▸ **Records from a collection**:
** start **
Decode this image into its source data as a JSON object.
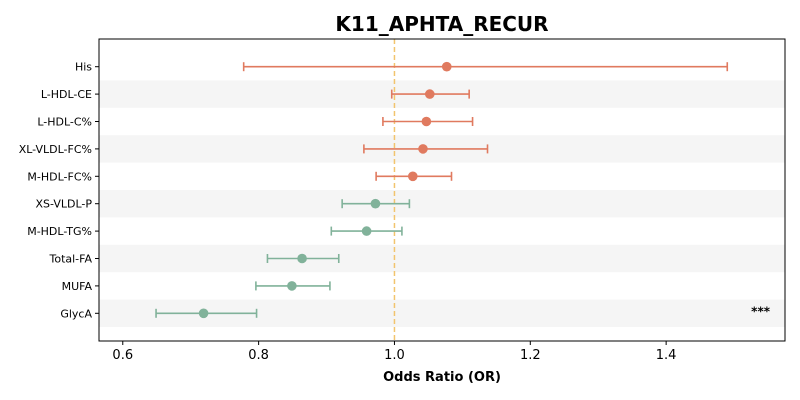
{
  "chart_data": {
    "type": "forest",
    "title": "K11_APHTA_RECUR",
    "xlabel": "Odds Ratio (OR)",
    "xlim": [
      0.565,
      1.575
    ],
    "xticks": [
      0.6,
      0.8,
      1.0,
      1.2,
      1.4
    ],
    "xtick_labels": [
      "0.6",
      "0.8",
      "1.0",
      "1.2",
      "1.4"
    ],
    "reference_line": 1.0,
    "grid": false,
    "colors": {
      "positive": "#e07a5f",
      "negative": "#81b29a",
      "reference_line": "#f2c46d",
      "band": "#f5f5f5"
    },
    "rows": [
      {
        "label": "His",
        "or": 1.077,
        "lower": 0.778,
        "upper": 1.49,
        "direction": "positive",
        "significance": ""
      },
      {
        "label": "L-HDL-CE",
        "or": 1.052,
        "lower": 0.996,
        "upper": 1.11,
        "direction": "positive",
        "significance": ""
      },
      {
        "label": "L-HDL-C%",
        "or": 1.047,
        "lower": 0.983,
        "upper": 1.115,
        "direction": "positive",
        "significance": ""
      },
      {
        "label": "XL-VLDL-FC%",
        "or": 1.042,
        "lower": 0.955,
        "upper": 1.137,
        "direction": "positive",
        "significance": ""
      },
      {
        "label": "M-HDL-FC%",
        "or": 1.027,
        "lower": 0.973,
        "upper": 1.084,
        "direction": "positive",
        "significance": ""
      },
      {
        "label": "XS-VLDL-P",
        "or": 0.972,
        "lower": 0.923,
        "upper": 1.022,
        "direction": "negative",
        "significance": ""
      },
      {
        "label": "M-HDL-TG%",
        "or": 0.959,
        "lower": 0.907,
        "upper": 1.011,
        "direction": "negative",
        "significance": ""
      },
      {
        "label": "Total-FA",
        "or": 0.864,
        "lower": 0.813,
        "upper": 0.918,
        "direction": "negative",
        "significance": ""
      },
      {
        "label": "MUFA",
        "or": 0.849,
        "lower": 0.796,
        "upper": 0.905,
        "direction": "negative",
        "significance": ""
      },
      {
        "label": "GlycA",
        "or": 0.719,
        "lower": 0.649,
        "upper": 0.797,
        "direction": "negative",
        "significance": "***"
      }
    ]
  }
}
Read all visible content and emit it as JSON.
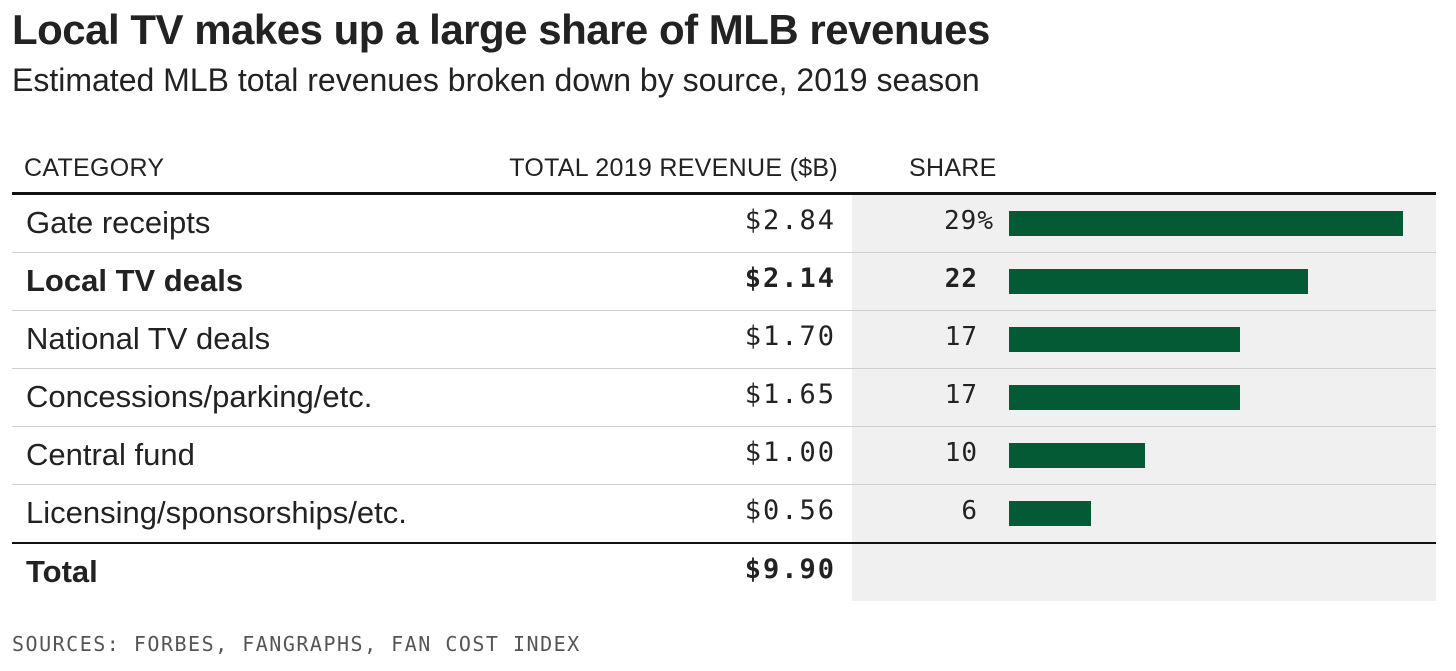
{
  "title": "Local TV makes up a large share of MLB revenues",
  "subtitle": "Estimated MLB total revenues broken down by source, 2019 season",
  "headers": {
    "category": "CATEGORY",
    "revenue": "TOTAL 2019 REVENUE ($B)",
    "share": "SHARE"
  },
  "bar_color": "#055a36",
  "source": "SOURCES: FORBES, FANGRAPHS, FAN COST INDEX",
  "chart_data": {
    "type": "table",
    "columns": [
      "CATEGORY",
      "TOTAL 2019 REVENUE ($B)",
      "SHARE"
    ],
    "rows": [
      {
        "category": "Gate receipts",
        "revenue": "$2.84",
        "share_label": "29%",
        "share": 29,
        "bold": false
      },
      {
        "category": "Local TV deals",
        "revenue": "$2.14",
        "share_label": "22",
        "share": 22,
        "bold": true
      },
      {
        "category": "National TV deals",
        "revenue": "$1.70",
        "share_label": "17",
        "share": 17,
        "bold": false
      },
      {
        "category": "Concessions/parking/etc.",
        "revenue": "$1.65",
        "share_label": "17",
        "share": 17,
        "bold": false
      },
      {
        "category": "Central fund",
        "revenue": "$1.00",
        "share_label": "10",
        "share": 10,
        "bold": false
      },
      {
        "category": "Licensing/sponsorships/etc.",
        "revenue": "$0.56",
        "share_label": "6",
        "share": 6,
        "bold": false
      }
    ],
    "total": {
      "category": "Total",
      "revenue": "$9.90"
    }
  }
}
** end **
All of the records above must be copied exactly, except for the pictures.

Decode this image into its source data as a JSON object.
{
  "chart_data": {
    "type": "forest",
    "title": "K11_APHTA_RECUR",
    "xlabel": "Odds Ratio (OR)",
    "xlim": [
      0.565,
      1.575
    ],
    "xticks": [
      0.6,
      0.8,
      1.0,
      1.2,
      1.4
    ],
    "xtick_labels": [
      "0.6",
      "0.8",
      "1.0",
      "1.2",
      "1.4"
    ],
    "reference_line": 1.0,
    "grid": false,
    "colors": {
      "positive": "#e07a5f",
      "negative": "#81b29a",
      "reference_line": "#f2c46d",
      "band": "#f5f5f5"
    },
    "rows": [
      {
        "label": "His",
        "or": 1.077,
        "lower": 0.778,
        "upper": 1.49,
        "direction": "positive",
        "significance": ""
      },
      {
        "label": "L-HDL-CE",
        "or": 1.052,
        "lower": 0.996,
        "upper": 1.11,
        "direction": "positive",
        "significance": ""
      },
      {
        "label": "L-HDL-C%",
        "or": 1.047,
        "lower": 0.983,
        "upper": 1.115,
        "direction": "positive",
        "significance": ""
      },
      {
        "label": "XL-VLDL-FC%",
        "or": 1.042,
        "lower": 0.955,
        "upper": 1.137,
        "direction": "positive",
        "significance": ""
      },
      {
        "label": "M-HDL-FC%",
        "or": 1.027,
        "lower": 0.973,
        "upper": 1.084,
        "direction": "positive",
        "significance": ""
      },
      {
        "label": "XS-VLDL-P",
        "or": 0.972,
        "lower": 0.923,
        "upper": 1.022,
        "direction": "negative",
        "significance": ""
      },
      {
        "label": "M-HDL-TG%",
        "or": 0.959,
        "lower": 0.907,
        "upper": 1.011,
        "direction": "negative",
        "significance": ""
      },
      {
        "label": "Total-FA",
        "or": 0.864,
        "lower": 0.813,
        "upper": 0.918,
        "direction": "negative",
        "significance": ""
      },
      {
        "label": "MUFA",
        "or": 0.849,
        "lower": 0.796,
        "upper": 0.905,
        "direction": "negative",
        "significance": ""
      },
      {
        "label": "GlycA",
        "or": 0.719,
        "lower": 0.649,
        "upper": 0.797,
        "direction": "negative",
        "significance": "***"
      }
    ]
  }
}
Read all visible content and emit it as JSON.
{
  "title": "Local TV makes up a large share of MLB revenues",
  "subtitle": "Estimated MLB total revenues broken down by source, 2019 season",
  "headers": {
    "category": "CATEGORY",
    "revenue": "TOTAL 2019 REVENUE ($B)",
    "share": "SHARE"
  },
  "bar_color": "#055a36",
  "source": "SOURCES: FORBES, FANGRAPHS, FAN COST INDEX",
  "chart_data": {
    "type": "table",
    "columns": [
      "CATEGORY",
      "TOTAL 2019 REVENUE ($B)",
      "SHARE"
    ],
    "rows": [
      {
        "category": "Gate receipts",
        "revenue": "$2.84",
        "share_label": "29%",
        "share": 29,
        "bold": false
      },
      {
        "category": "Local TV deals",
        "revenue": "$2.14",
        "share_label": "22",
        "share": 22,
        "bold": true
      },
      {
        "category": "National TV deals",
        "revenue": "$1.70",
        "share_label": "17",
        "share": 17,
        "bold": false
      },
      {
        "category": "Concessions/parking/etc.",
        "revenue": "$1.65",
        "share_label": "17",
        "share": 17,
        "bold": false
      },
      {
        "category": "Central fund",
        "revenue": "$1.00",
        "share_label": "10",
        "share": 10,
        "bold": false
      },
      {
        "category": "Licensing/sponsorships/etc.",
        "revenue": "$0.56",
        "share_label": "6",
        "share": 6,
        "bold": false
      }
    ],
    "total": {
      "category": "Total",
      "revenue": "$9.90"
    }
  }
}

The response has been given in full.